- [Instructions for the task]: Copy all the material below, exactly as it stands.

#### Task input ####

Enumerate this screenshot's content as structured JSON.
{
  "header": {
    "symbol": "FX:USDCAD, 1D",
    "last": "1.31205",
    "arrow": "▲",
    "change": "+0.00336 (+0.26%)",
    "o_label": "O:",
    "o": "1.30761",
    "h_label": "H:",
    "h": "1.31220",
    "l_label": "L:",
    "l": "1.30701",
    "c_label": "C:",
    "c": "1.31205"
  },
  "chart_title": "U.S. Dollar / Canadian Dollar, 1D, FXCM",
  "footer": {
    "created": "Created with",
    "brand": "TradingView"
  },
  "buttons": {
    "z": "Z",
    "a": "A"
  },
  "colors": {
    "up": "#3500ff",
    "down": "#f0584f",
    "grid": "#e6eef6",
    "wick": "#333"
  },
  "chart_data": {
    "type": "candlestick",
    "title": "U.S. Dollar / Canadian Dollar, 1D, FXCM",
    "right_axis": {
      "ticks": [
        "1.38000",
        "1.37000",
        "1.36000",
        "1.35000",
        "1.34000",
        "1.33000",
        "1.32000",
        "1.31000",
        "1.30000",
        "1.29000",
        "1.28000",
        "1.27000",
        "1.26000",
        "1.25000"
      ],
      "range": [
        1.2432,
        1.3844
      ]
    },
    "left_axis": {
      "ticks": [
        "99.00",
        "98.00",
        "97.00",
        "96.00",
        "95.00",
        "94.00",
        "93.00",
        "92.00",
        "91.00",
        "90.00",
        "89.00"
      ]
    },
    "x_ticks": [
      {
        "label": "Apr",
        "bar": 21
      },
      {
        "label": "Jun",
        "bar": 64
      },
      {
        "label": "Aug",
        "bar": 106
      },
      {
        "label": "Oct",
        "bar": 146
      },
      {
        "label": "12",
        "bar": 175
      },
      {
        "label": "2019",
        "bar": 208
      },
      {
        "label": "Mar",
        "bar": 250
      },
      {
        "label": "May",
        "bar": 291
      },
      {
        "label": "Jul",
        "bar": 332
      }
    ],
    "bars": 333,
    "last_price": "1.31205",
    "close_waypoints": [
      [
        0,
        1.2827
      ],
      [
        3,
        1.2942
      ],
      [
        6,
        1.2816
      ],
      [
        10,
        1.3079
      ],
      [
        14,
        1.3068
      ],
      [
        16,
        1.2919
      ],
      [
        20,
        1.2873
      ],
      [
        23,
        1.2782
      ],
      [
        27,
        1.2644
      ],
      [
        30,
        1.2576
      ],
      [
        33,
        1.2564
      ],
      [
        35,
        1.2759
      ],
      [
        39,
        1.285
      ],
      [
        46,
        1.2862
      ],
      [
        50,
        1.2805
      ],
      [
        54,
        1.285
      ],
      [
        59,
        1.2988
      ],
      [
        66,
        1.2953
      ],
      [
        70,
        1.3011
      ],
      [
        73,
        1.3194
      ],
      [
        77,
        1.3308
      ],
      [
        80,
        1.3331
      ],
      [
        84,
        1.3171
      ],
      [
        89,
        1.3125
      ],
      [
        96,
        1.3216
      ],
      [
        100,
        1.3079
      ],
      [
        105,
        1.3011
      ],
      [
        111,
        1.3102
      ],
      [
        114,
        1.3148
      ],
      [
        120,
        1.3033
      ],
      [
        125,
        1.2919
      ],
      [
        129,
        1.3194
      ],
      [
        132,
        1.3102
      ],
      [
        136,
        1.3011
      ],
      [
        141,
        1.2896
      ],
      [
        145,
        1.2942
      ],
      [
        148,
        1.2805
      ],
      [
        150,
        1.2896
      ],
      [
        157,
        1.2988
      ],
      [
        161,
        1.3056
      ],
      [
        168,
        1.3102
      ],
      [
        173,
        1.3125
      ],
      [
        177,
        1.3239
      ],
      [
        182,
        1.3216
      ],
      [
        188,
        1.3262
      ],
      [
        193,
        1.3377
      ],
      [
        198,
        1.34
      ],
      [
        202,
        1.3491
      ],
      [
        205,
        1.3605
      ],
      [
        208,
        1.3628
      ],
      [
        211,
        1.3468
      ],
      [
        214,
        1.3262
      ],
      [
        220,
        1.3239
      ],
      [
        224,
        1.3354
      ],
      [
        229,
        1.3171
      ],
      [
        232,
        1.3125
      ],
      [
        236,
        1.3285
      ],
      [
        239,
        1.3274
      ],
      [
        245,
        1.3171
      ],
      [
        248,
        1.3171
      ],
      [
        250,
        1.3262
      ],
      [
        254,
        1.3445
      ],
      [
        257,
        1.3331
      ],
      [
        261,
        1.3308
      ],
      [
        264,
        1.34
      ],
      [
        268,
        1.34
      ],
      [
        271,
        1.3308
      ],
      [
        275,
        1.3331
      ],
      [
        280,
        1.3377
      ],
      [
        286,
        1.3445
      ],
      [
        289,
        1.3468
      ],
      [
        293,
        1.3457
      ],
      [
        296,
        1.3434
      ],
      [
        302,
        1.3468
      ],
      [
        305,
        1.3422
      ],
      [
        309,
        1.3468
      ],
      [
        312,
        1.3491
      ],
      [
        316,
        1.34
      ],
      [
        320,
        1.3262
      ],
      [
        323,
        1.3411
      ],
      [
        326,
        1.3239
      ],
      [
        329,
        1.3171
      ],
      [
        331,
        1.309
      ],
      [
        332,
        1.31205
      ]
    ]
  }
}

####

- [Correct result]:
Enumerate this screenshot's content as structured JSON.
{
  "header": {
    "symbol": "FX:USDCAD, 1D",
    "last": "1.31205",
    "arrow": "▲",
    "change": "+0.00336 (+0.26%)",
    "o_label": "O:",
    "o": "1.30761",
    "h_label": "H:",
    "h": "1.31220",
    "l_label": "L:",
    "l": "1.30701",
    "c_label": "C:",
    "c": "1.31205"
  },
  "chart_title": "U.S. Dollar / Canadian Dollar, 1D, FXCM",
  "footer": {
    "created": "Created with",
    "brand": "TradingView"
  },
  "buttons": {
    "z": "Z",
    "a": "A"
  },
  "colors": {
    "up": "#3500ff",
    "down": "#f0584f",
    "grid": "#e6eef6",
    "wick": "#333"
  },
  "chart_data": {
    "type": "candlestick",
    "title": "U.S. Dollar / Canadian Dollar, 1D, FXCM",
    "right_axis": {
      "ticks": [
        "1.38000",
        "1.37000",
        "1.36000",
        "1.35000",
        "1.34000",
        "1.33000",
        "1.32000",
        "1.31000",
        "1.30000",
        "1.29000",
        "1.28000",
        "1.27000",
        "1.26000",
        "1.25000"
      ],
      "range": [
        1.2432,
        1.3844
      ]
    },
    "left_axis": {
      "ticks": [
        "99.00",
        "98.00",
        "97.00",
        "96.00",
        "95.00",
        "94.00",
        "93.00",
        "92.00",
        "91.00",
        "90.00",
        "89.00"
      ]
    },
    "x_ticks": [
      {
        "label": "Apr",
        "bar": 21
      },
      {
        "label": "Jun",
        "bar": 64
      },
      {
        "label": "Aug",
        "bar": 106
      },
      {
        "label": "Oct",
        "bar": 146
      },
      {
        "label": "12",
        "bar": 175
      },
      {
        "label": "2019",
        "bar": 208
      },
      {
        "label": "Mar",
        "bar": 250
      },
      {
        "label": "May",
        "bar": 291
      },
      {
        "label": "Jul",
        "bar": 332
      }
    ],
    "bars": 333,
    "last_price": "1.31205",
    "close_waypoints": [
      [
        0,
        1.2827
      ],
      [
        3,
        1.2942
      ],
      [
        6,
        1.2816
      ],
      [
        10,
        1.3079
      ],
      [
        14,
        1.3068
      ],
      [
        16,
        1.2919
      ],
      [
        20,
        1.2873
      ],
      [
        23,
        1.2782
      ],
      [
        27,
        1.2644
      ],
      [
        30,
        1.2576
      ],
      [
        33,
        1.2564
      ],
      [
        35,
        1.2759
      ],
      [
        39,
        1.285
      ],
      [
        46,
        1.2862
      ],
      [
        50,
        1.2805
      ],
      [
        54,
        1.285
      ],
      [
        59,
        1.2988
      ],
      [
        66,
        1.2953
      ],
      [
        70,
        1.3011
      ],
      [
        73,
        1.3194
      ],
      [
        77,
        1.3308
      ],
      [
        80,
        1.3331
      ],
      [
        84,
        1.3171
      ],
      [
        89,
        1.3125
      ],
      [
        96,
        1.3216
      ],
      [
        100,
        1.3079
      ],
      [
        105,
        1.3011
      ],
      [
        111,
        1.3102
      ],
      [
        114,
        1.3148
      ],
      [
        120,
        1.3033
      ],
      [
        125,
        1.2919
      ],
      [
        129,
        1.3194
      ],
      [
        132,
        1.3102
      ],
      [
        136,
        1.3011
      ],
      [
        141,
        1.2896
      ],
      [
        145,
        1.2942
      ],
      [
        148,
        1.2805
      ],
      [
        150,
        1.2896
      ],
      [
        157,
        1.2988
      ],
      [
        161,
        1.3056
      ],
      [
        168,
        1.3102
      ],
      [
        173,
        1.3125
      ],
      [
        177,
        1.3239
      ],
      [
        182,
        1.3216
      ],
      [
        188,
        1.3262
      ],
      [
        193,
        1.3377
      ],
      [
        198,
        1.34
      ],
      [
        202,
        1.3491
      ],
      [
        205,
        1.3605
      ],
      [
        208,
        1.3628
      ],
      [
        211,
        1.3468
      ],
      [
        214,
        1.3262
      ],
      [
        220,
        1.3239
      ],
      [
        224,
        1.3354
      ],
      [
        229,
        1.3171
      ],
      [
        232,
        1.3125
      ],
      [
        236,
        1.3285
      ],
      [
        239,
        1.3274
      ],
      [
        245,
        1.3171
      ],
      [
        248,
        1.3171
      ],
      [
        250,
        1.3262
      ],
      [
        254,
        1.3445
      ],
      [
        257,
        1.3331
      ],
      [
        261,
        1.3308
      ],
      [
        264,
        1.34
      ],
      [
        268,
        1.34
      ],
      [
        271,
        1.3308
      ],
      [
        275,
        1.3331
      ],
      [
        280,
        1.3377
      ],
      [
        286,
        1.3445
      ],
      [
        289,
        1.3468
      ],
      [
        293,
        1.3457
      ],
      [
        296,
        1.3434
      ],
      [
        302,
        1.3468
      ],
      [
        305,
        1.3422
      ],
      [
        309,
        1.3468
      ],
      [
        312,
        1.3491
      ],
      [
        316,
        1.34
      ],
      [
        320,
        1.3262
      ],
      [
        323,
        1.3411
      ],
      [
        326,
        1.3239
      ],
      [
        329,
        1.3171
      ],
      [
        331,
        1.309
      ],
      [
        332,
        1.31205
      ]
    ]
  }
}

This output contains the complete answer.